PROBLEM TO WORK ON
The answer must consist of each line below that contains the string "Institute".

RECORD SET
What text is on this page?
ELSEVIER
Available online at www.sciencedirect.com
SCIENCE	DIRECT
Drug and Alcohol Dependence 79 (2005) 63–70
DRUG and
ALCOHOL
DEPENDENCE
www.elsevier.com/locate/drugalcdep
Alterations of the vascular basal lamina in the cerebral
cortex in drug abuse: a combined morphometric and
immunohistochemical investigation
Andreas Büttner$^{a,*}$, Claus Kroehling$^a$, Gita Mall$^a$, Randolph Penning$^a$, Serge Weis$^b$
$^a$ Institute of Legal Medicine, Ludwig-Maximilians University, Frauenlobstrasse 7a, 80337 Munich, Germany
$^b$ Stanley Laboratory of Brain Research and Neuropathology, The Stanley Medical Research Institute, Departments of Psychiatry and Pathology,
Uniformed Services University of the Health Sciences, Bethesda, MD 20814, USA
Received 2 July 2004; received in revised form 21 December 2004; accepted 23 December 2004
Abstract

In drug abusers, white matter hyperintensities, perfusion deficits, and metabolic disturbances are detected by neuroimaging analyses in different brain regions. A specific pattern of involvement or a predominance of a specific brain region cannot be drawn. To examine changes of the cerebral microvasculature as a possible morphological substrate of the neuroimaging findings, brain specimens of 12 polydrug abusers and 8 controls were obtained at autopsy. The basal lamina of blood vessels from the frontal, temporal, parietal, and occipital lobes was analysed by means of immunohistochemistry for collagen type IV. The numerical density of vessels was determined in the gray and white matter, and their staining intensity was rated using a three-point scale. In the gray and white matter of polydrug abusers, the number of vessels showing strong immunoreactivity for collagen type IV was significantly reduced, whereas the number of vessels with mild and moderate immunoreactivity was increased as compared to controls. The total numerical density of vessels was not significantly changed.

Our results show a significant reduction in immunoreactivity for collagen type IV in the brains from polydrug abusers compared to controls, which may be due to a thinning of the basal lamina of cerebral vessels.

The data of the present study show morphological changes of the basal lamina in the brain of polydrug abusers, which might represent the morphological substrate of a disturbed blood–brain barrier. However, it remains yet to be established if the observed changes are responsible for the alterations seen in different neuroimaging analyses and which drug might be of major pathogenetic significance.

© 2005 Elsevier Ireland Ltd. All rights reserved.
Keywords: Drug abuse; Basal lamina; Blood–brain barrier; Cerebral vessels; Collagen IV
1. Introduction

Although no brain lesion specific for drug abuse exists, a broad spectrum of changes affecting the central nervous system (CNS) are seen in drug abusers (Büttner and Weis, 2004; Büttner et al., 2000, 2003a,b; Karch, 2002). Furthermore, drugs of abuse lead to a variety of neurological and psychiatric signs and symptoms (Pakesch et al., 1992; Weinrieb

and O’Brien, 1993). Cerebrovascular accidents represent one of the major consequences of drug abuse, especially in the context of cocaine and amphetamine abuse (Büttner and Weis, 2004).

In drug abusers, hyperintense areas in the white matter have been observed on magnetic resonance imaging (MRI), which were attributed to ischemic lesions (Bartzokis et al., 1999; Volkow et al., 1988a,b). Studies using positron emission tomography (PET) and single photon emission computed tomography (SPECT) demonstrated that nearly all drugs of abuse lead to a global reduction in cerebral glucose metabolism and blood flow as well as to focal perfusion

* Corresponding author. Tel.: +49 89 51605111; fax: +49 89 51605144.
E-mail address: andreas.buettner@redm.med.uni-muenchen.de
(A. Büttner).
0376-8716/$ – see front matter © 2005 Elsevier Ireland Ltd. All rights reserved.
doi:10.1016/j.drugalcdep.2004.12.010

YOUR SOLUTION
$^a$ Institute of Legal Medicine, Ludwig-Maximilians University, Frauenlobstrasse 7a, 80337 Munich, Germany
$^b$ Stanley Laboratory of Brain Research and Neuropathology, The Stanley Medical Research Institute, Departments of Psychiatry and Pathology,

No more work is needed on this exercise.